• [Listed records]
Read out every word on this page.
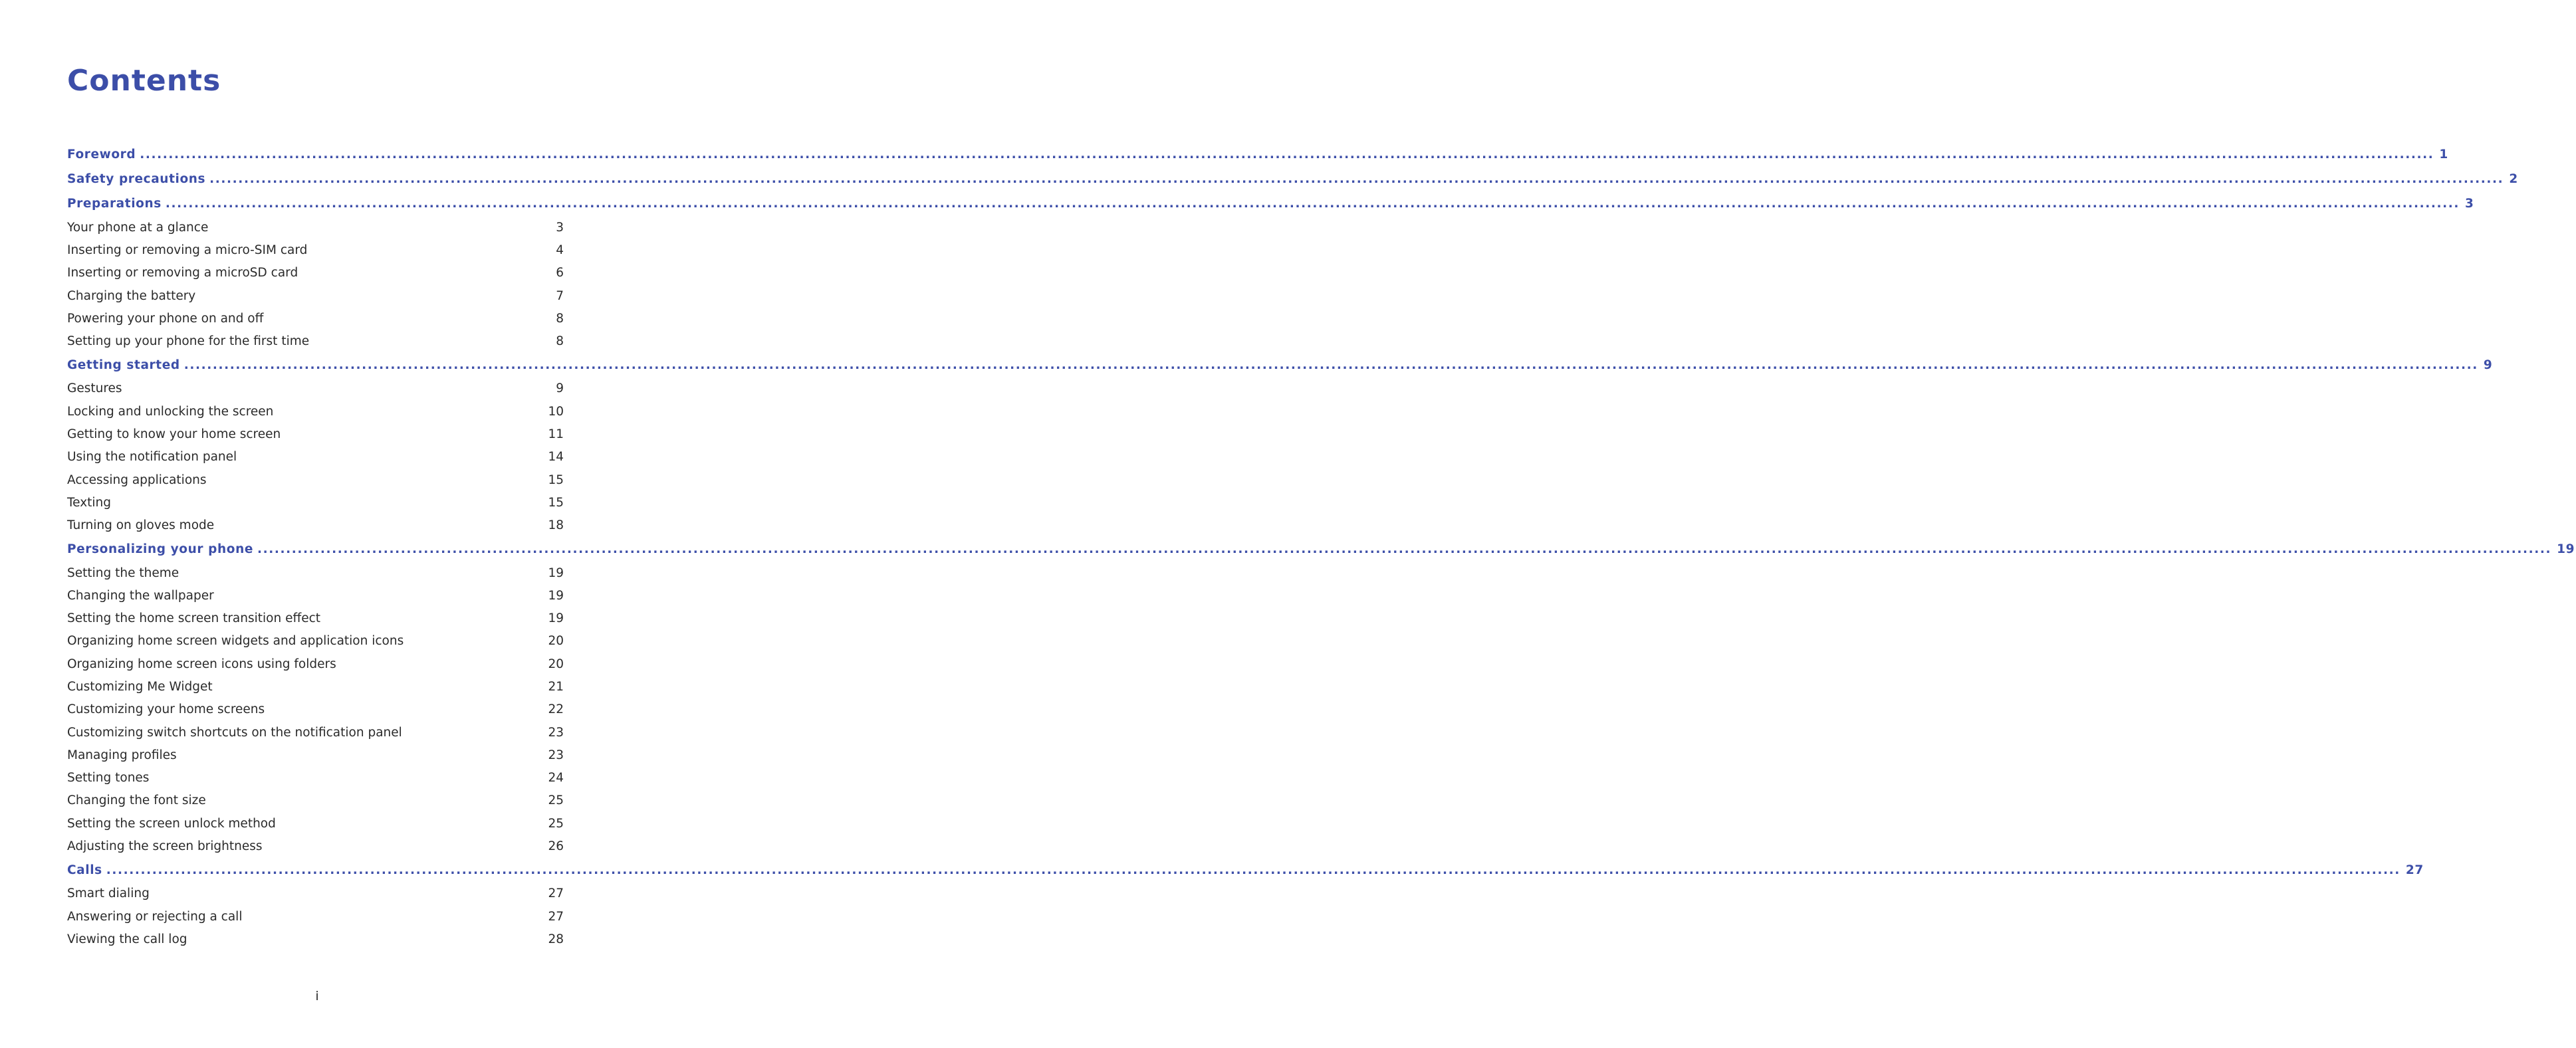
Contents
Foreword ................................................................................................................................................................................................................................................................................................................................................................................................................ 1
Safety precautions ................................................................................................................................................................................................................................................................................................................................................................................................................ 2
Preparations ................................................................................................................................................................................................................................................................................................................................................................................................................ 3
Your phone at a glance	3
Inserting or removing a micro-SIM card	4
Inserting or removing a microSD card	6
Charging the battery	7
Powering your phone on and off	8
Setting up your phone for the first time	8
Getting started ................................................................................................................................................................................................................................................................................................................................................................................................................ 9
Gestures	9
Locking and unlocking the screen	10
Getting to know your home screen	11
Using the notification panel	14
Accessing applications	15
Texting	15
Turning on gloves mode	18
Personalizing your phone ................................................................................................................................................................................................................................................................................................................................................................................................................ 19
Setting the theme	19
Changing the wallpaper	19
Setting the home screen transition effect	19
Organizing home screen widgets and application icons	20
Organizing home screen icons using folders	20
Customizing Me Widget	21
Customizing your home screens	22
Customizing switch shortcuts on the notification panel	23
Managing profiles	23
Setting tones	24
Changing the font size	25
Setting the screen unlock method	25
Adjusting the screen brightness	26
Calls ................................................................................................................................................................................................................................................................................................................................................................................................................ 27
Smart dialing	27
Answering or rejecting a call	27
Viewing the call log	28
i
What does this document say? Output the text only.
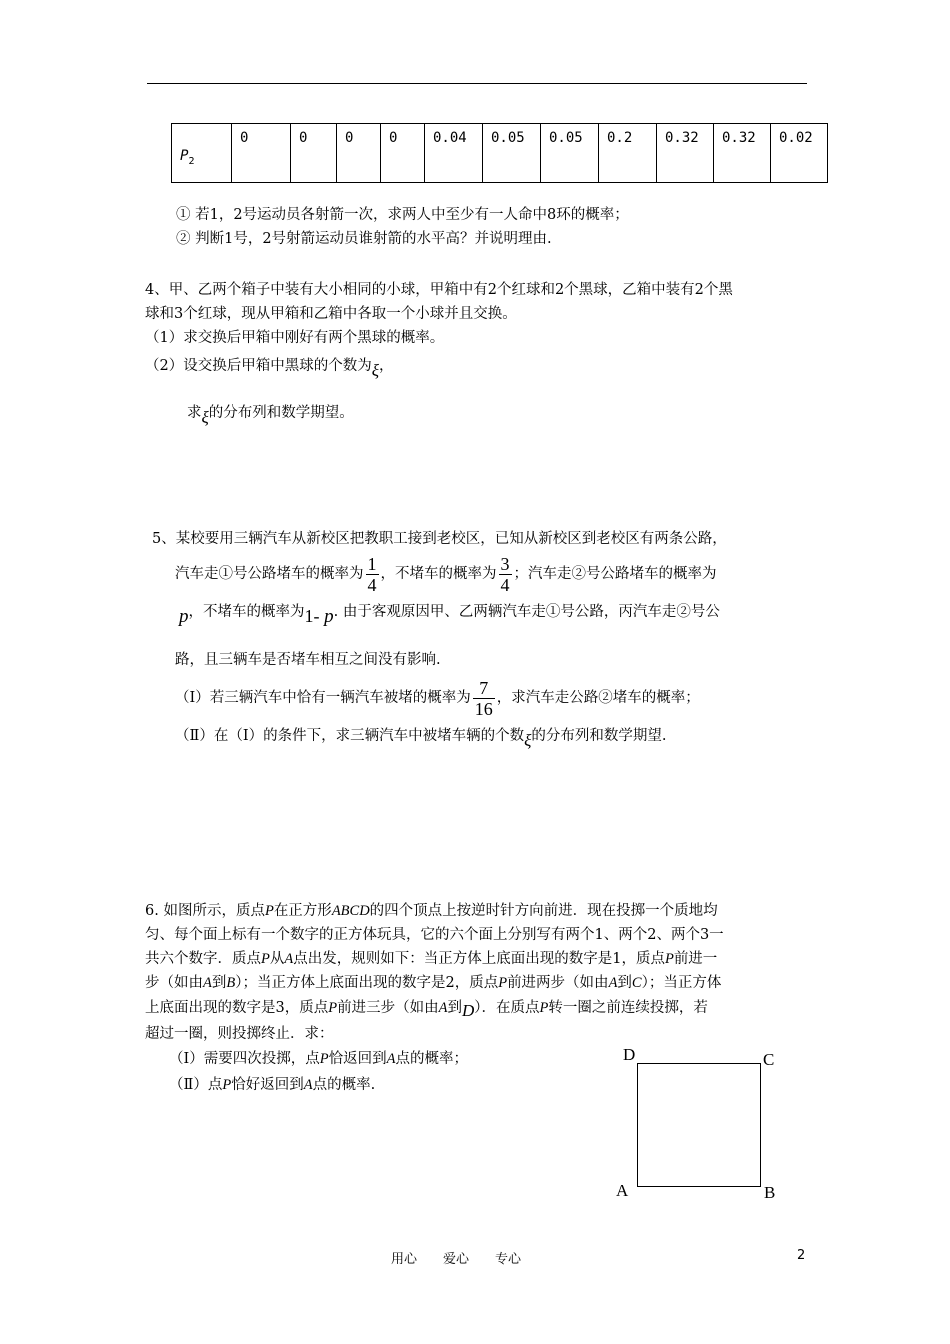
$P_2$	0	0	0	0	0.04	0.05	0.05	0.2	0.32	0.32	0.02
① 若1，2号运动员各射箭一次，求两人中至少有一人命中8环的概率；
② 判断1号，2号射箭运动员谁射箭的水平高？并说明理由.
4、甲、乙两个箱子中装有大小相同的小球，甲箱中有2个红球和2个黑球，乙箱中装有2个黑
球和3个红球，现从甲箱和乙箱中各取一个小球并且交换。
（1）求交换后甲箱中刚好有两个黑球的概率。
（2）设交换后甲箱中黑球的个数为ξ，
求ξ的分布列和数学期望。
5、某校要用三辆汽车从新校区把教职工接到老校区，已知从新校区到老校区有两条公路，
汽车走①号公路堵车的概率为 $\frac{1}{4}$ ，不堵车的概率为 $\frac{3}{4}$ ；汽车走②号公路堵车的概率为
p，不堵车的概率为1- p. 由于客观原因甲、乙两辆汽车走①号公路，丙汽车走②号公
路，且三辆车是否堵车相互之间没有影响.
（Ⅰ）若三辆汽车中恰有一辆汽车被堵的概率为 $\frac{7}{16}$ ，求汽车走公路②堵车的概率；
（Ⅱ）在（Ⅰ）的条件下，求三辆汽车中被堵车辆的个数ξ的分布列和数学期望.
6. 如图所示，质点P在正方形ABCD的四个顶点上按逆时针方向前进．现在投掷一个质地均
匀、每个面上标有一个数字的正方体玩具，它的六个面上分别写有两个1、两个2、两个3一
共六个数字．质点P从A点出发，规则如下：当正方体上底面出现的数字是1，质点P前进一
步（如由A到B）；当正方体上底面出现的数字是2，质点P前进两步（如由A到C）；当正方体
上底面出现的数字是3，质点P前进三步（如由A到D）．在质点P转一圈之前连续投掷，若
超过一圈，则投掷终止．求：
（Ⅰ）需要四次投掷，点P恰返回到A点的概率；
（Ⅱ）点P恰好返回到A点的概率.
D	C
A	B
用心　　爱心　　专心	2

• [Given task] Copy each line of the records that contains the word "Getting".

• [Correct output]
Getting started ................................................................................................................................................................................................................................................................................................................................................................................................................ 9
Getting to know your home screen	11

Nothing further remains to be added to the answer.